Brief:
Print the stretch of the resistance training passage from "The time course" through "of resistance training.".

[Excerpted text Boundary: Start]

The time course of muscle hypertrophy by resistance training has been well studied. In general, muscle hypertrophy is greater during the early phase of resistance training (e.g., up to 2–3 months) than during the later phase (Woolstenhulme et al., 2006; Ogasawara et al., 2013b; Brook et al., 2015). Similarly, recent studies have reported that both mTORC1 activation and the MPS response are greater during the early phase of resistance training than during the later phase (Ogasawara et al., 2013a; Brook et al., 2015). Therefore, although the MPS response in the early phase of resistance training may contribute not only to muscle hypertrophy, but also to remodeling of muscle structure (Damas et al., 2016), greater stimulation of mTORC1 and MPS by acute resistance exercise should contribute to continuous muscle hypertrophy during the later phase of resistance training.
Essentially, muscle contraction during exercise is classified into three modes: eccentric (EC), concentric, and isometric (IC). A few previous studies have reported that EC has no or slightly positive effects on acute contraction-induced increases in MPS in untrained subjects (Phillips et al., 1997; Moore et al., 2005). However, some studies have reported that EC can induce greater mTORC1 activation (i.e., p70S6K phosphorylation) as compared with the other modes of contraction (Eliasson et al., 2006; Burry et al., 2007; Ato et al., 2016; Ashida et al., 2018). These observations indicate the possibility that EC reactivates mTORC1 signaling during chronic resistance training, resulting in greater increases in MPS. Therefore, we hypothesized that changing the contraction mode during resistance training could recover post-exercise mTORC1 activation and the MPS response. To test this hypothesis, we evaluated the influence of changing the contraction mode from IC to EC after chronic resistance training on post-exercise mTORC1 activation and MPS using a rat model of resistance exercise.

[Excerpted text Boundary: End]
[Record extracts Boundary: Start]

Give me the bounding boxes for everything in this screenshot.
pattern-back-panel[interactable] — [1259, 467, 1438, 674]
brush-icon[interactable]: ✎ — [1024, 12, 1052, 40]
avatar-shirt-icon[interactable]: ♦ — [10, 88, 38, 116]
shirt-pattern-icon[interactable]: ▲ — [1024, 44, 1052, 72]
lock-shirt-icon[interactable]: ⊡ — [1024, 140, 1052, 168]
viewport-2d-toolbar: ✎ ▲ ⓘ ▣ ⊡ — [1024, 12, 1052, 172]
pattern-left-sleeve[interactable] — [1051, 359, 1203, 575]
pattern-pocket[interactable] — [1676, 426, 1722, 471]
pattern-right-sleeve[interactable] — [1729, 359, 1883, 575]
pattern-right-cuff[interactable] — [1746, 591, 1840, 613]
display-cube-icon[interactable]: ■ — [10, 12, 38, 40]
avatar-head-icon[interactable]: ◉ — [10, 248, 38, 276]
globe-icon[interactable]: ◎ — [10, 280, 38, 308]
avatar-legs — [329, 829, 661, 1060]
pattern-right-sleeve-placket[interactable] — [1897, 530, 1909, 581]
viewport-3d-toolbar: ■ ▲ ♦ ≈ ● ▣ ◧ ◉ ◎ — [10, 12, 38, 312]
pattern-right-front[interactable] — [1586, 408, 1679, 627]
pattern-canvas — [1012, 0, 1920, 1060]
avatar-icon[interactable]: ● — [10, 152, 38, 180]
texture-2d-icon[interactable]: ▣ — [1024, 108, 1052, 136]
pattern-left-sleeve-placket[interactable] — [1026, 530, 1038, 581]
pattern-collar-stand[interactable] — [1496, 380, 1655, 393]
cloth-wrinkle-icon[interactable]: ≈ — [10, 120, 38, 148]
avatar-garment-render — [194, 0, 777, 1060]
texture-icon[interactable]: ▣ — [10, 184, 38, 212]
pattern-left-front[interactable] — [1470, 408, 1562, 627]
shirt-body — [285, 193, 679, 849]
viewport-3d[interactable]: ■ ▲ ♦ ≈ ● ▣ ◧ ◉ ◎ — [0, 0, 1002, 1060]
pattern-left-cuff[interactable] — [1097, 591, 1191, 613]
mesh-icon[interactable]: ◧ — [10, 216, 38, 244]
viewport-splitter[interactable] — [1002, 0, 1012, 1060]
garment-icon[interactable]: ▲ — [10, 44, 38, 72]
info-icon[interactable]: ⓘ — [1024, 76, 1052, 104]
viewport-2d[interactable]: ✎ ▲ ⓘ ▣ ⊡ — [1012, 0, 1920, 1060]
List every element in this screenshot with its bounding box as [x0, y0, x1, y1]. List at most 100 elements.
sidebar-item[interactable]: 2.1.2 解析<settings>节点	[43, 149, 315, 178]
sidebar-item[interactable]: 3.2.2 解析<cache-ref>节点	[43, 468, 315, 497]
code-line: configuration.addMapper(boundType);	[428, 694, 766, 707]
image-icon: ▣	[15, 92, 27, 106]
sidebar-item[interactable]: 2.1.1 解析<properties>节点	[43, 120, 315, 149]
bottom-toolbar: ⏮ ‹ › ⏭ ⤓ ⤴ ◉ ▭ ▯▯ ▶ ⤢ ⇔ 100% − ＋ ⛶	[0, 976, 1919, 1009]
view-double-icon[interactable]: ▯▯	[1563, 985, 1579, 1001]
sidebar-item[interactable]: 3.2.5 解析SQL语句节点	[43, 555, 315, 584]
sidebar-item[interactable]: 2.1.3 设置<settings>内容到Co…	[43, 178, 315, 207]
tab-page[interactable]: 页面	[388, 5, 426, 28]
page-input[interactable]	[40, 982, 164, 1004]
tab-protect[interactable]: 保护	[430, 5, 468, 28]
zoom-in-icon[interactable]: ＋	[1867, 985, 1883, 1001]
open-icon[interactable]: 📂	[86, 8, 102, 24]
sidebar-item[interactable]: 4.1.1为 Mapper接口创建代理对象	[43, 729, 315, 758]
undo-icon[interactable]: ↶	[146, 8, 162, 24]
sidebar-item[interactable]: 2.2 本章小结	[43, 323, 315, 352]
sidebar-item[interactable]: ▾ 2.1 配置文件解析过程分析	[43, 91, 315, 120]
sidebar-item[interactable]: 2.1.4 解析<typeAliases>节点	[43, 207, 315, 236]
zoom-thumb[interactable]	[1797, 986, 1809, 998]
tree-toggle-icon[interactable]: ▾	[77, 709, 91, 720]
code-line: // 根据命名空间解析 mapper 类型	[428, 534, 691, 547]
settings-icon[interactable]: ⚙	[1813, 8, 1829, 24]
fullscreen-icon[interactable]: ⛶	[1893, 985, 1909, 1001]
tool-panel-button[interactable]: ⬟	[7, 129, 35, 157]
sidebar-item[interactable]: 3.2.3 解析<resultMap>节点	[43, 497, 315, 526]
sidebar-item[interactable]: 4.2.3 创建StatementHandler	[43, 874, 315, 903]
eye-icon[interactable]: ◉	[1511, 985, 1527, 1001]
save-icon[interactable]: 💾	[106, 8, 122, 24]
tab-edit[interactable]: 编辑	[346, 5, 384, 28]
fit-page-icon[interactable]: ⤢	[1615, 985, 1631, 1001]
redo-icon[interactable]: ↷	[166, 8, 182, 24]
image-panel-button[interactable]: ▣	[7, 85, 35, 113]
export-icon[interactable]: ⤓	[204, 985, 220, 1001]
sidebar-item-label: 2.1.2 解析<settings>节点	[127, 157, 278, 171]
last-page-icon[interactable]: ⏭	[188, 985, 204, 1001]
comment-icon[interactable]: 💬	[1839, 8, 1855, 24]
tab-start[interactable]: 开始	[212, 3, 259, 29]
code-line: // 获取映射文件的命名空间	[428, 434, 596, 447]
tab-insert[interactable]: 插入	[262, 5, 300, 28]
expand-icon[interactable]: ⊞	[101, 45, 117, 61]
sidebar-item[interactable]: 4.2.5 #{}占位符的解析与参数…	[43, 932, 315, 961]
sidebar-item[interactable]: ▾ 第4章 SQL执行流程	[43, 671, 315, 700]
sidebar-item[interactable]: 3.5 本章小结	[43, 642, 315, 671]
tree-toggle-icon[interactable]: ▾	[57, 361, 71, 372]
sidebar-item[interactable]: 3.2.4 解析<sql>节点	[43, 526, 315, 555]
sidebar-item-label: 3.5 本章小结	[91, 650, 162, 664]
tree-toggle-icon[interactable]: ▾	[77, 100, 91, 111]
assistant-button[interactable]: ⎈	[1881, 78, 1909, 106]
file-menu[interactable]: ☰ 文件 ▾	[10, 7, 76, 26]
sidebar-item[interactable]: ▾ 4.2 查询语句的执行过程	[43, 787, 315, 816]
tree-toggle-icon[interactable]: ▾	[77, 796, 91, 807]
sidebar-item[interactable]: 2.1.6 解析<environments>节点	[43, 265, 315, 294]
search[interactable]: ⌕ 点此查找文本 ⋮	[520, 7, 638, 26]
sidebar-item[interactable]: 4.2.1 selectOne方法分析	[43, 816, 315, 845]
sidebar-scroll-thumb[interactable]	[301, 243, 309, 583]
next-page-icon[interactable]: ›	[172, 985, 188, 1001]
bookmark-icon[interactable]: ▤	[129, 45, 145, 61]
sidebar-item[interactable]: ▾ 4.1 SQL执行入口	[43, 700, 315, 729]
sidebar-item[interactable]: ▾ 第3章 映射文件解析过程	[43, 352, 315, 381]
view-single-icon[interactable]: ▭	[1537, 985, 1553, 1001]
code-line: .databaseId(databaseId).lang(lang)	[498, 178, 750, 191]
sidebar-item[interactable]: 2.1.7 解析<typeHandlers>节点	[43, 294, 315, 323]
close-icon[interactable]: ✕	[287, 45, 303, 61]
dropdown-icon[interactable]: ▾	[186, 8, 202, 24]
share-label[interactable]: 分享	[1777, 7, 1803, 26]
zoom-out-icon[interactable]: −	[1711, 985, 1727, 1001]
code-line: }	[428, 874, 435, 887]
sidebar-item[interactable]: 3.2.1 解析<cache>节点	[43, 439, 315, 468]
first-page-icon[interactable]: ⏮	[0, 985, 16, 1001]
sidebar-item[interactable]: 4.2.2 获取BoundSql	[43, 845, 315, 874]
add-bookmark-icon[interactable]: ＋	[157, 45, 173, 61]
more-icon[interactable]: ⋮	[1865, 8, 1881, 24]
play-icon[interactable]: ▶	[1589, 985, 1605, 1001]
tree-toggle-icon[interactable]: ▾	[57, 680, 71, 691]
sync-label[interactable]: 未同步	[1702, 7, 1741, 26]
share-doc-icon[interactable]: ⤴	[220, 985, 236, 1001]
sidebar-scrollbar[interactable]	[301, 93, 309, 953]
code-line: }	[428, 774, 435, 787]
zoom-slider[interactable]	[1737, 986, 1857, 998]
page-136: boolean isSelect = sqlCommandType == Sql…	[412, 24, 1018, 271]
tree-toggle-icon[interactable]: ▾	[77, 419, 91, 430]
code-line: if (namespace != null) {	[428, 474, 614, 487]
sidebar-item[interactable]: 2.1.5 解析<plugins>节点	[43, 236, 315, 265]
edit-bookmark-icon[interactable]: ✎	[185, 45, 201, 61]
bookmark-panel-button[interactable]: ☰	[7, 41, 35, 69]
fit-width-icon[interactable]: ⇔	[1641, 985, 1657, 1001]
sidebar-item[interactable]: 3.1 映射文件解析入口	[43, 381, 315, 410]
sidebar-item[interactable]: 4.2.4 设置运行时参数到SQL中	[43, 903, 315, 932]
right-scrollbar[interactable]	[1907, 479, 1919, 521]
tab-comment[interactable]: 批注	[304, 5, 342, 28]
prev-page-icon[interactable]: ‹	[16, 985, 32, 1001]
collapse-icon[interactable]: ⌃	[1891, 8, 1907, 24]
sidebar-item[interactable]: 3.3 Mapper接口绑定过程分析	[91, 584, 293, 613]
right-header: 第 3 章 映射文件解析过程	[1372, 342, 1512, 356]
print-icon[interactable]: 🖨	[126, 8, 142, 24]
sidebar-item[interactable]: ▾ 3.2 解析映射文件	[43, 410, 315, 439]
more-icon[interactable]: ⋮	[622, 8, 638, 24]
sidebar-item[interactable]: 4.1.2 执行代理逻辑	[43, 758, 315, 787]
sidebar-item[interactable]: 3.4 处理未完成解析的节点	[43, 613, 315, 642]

[Record extracts Boundary: End]

The completed task:
The time course of muscle hypertrophy by resistance training has been well studied. In general, muscle hypertrophy is greater during the early phase of resistance training (e.g., up to 2–3 months) than during the later phase (Woolstenhulme et al., 2006; Ogasawara et al., 2013b; Brook et al., 2015). Similarly, recent studies have reported that both mTORC1 activation and the MPS response are greater during the early phase of resistance training than during the later phase (Ogasawara et al., 2013a; Brook et al., 2015). Therefore, although the MPS response in the early phase of resistance training may contribute not only to muscle hypertrophy, but also to remodeling of muscle structure (Damas et al., 2016), greater stimulation of mTORC1 and MPS by acute resistance exercise should contribute to continuous muscle hypertrophy during the later phase of resistance training.